*Apply what you read*
**A.** In the passage on national oil companies, reproduce word for word the part from "But the tussle" up to and including "reinvest their profits.".
**B.** Render this sentence from the passage on national oil companies in Spanish: "This not only threatens Mexico’s future national income but also buoys international oil prices."

*Passage*
########################################
But the tussle between oil companies and oil-rich nations has implications far wider than prompting infighting among the companies. Oil production growth is slipping as many national oil companies prove themselves ill-equipped to manage the industries of which they are increasingly in control. Often their governments use them as piggy banks rather than allowing them to reinvest their profits.

In Venezuela, oil production has fallen steeply since the populist Mr. Chávez took over. In Mexico, where politicians are again negotiating whether to give Pemex, the Mexican national oil company, more freedom to allow foreign companies to help, production is declining by more than 30 per cent a year at Cantarell, the country’s largest field. This not only threatens Mexico’s future national income but also buoys international oil prices. In Russia, the Kremlin’s power grab has also had dire consequences for what is the world’s ­second-largest oil producer: in the first quarter of this year the country suffered its first fall in production in a decade.
########################################
(Structured page parsing data)

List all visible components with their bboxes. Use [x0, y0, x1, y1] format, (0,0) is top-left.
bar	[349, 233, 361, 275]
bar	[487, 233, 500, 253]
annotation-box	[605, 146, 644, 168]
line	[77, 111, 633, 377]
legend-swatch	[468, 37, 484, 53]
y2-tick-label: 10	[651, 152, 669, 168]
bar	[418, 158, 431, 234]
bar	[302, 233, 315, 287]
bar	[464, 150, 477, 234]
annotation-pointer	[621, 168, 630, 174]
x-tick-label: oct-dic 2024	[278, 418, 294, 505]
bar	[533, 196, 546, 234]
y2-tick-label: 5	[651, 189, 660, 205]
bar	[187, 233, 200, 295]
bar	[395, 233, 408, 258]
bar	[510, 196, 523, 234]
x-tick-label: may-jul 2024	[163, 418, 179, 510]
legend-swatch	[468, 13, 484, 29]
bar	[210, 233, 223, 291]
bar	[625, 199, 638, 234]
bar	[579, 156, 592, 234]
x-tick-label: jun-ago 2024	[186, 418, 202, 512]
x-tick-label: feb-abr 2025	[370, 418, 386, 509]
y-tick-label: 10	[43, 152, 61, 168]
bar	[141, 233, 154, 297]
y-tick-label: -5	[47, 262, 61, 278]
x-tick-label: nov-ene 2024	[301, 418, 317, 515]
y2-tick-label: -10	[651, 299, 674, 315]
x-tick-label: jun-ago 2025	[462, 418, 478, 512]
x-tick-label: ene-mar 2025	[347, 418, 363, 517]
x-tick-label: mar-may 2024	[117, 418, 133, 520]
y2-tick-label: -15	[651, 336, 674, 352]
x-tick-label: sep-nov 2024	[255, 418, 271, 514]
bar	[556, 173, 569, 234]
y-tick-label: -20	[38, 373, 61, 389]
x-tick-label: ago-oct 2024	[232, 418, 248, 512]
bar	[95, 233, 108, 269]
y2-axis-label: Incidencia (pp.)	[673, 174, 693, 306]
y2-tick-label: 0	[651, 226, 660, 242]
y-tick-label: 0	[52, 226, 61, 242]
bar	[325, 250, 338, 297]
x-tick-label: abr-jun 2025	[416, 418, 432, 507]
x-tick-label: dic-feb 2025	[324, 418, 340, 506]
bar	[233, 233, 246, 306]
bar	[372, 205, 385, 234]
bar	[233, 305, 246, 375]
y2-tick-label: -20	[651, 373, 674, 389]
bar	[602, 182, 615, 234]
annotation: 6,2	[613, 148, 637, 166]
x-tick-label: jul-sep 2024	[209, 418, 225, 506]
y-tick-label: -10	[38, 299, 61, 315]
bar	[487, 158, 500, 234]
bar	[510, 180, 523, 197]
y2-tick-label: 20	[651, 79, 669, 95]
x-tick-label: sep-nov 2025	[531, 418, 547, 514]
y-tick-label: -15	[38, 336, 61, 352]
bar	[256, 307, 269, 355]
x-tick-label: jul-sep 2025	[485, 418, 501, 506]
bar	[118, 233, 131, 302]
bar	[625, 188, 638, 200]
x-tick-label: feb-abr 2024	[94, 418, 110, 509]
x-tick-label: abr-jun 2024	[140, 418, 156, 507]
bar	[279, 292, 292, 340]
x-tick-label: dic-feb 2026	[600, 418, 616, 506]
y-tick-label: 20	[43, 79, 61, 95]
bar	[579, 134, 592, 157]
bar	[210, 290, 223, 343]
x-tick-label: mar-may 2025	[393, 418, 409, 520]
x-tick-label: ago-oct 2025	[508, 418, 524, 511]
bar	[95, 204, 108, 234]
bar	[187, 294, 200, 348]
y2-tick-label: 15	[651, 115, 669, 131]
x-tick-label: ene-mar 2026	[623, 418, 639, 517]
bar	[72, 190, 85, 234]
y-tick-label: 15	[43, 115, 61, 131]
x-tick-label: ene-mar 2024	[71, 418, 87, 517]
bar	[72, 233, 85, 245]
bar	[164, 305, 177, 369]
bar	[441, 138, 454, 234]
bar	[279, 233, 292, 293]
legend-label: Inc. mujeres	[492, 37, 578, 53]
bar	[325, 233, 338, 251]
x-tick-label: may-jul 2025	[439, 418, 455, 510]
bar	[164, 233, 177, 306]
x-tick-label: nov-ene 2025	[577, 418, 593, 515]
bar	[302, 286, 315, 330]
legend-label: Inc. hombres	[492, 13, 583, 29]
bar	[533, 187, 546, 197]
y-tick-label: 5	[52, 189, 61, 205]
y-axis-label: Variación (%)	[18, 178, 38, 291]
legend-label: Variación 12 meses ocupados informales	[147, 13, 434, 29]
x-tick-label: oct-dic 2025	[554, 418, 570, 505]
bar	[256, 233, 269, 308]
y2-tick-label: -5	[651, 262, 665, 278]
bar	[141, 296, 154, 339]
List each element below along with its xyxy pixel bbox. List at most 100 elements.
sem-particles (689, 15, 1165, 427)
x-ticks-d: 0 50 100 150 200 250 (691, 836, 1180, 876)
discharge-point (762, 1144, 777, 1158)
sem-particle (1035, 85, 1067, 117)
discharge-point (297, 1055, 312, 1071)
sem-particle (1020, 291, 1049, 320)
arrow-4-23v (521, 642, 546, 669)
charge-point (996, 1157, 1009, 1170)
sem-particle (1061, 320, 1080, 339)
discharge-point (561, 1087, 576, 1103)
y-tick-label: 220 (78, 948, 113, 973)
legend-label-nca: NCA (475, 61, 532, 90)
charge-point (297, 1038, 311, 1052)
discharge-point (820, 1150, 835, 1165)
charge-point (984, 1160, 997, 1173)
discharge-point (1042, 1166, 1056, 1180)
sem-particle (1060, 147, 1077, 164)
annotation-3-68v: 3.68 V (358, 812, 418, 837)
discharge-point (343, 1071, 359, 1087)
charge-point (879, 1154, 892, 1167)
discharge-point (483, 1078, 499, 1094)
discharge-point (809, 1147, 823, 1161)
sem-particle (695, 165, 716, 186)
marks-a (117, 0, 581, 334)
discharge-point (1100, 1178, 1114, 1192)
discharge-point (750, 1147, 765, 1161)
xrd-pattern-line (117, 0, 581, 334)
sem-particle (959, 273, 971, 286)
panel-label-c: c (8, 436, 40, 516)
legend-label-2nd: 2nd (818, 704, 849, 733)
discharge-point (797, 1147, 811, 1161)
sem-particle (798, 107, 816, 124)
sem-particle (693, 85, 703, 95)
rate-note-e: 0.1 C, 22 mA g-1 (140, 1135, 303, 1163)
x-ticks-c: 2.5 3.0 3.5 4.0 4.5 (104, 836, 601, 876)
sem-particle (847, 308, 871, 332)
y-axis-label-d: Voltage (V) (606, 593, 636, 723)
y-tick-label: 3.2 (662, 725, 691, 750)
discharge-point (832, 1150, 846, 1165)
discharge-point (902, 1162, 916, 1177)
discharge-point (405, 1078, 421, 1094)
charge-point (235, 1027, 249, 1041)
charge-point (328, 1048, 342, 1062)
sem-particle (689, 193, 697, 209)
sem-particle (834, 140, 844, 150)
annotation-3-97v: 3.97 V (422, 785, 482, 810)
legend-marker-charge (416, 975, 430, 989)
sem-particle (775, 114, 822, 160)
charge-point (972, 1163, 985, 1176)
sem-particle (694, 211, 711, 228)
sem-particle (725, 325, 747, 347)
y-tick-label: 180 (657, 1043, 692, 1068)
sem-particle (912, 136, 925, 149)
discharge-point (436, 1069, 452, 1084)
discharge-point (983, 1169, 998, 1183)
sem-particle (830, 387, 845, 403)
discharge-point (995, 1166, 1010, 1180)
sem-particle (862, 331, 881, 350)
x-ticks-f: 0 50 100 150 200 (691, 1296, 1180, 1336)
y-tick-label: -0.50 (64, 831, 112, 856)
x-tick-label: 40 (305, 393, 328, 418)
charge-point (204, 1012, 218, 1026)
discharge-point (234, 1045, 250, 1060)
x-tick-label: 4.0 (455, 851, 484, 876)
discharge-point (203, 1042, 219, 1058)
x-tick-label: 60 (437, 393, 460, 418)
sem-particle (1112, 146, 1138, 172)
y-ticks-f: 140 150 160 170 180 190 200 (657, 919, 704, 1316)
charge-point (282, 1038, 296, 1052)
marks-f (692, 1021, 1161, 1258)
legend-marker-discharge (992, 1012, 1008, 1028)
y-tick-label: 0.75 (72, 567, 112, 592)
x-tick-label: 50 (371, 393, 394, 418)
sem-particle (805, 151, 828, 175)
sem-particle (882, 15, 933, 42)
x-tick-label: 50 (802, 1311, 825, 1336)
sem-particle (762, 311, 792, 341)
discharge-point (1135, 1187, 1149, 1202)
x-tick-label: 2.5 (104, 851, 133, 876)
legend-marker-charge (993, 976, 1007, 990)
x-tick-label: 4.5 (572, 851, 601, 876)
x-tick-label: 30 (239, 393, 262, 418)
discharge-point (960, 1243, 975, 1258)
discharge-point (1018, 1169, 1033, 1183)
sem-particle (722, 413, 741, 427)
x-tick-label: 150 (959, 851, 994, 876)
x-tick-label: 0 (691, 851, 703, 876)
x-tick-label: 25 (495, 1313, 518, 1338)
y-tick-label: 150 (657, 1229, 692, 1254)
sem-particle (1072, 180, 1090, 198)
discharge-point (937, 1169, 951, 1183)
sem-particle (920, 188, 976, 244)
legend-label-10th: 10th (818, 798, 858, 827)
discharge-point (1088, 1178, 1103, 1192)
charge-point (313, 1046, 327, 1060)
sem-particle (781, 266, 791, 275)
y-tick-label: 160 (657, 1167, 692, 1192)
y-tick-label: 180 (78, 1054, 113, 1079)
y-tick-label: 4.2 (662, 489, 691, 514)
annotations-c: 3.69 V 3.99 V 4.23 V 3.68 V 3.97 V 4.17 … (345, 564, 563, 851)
########################################
*Task-by-task results*
**A.**
But the tussle between oil companies and oil-rich nations has implications far wider than prompting infighting among the companies. Oil production growth is slipping as many national oil companies prove themselves ill-equipped to manage the industries of which they are increasingly in control. Often their governments use them as piggy banks rather than allowing them to reinvest their profits.

**B.** Esto no solo amenaza los futuros ingresos nacionales de México, sino que también impulsa los precios internacionales del petróleo.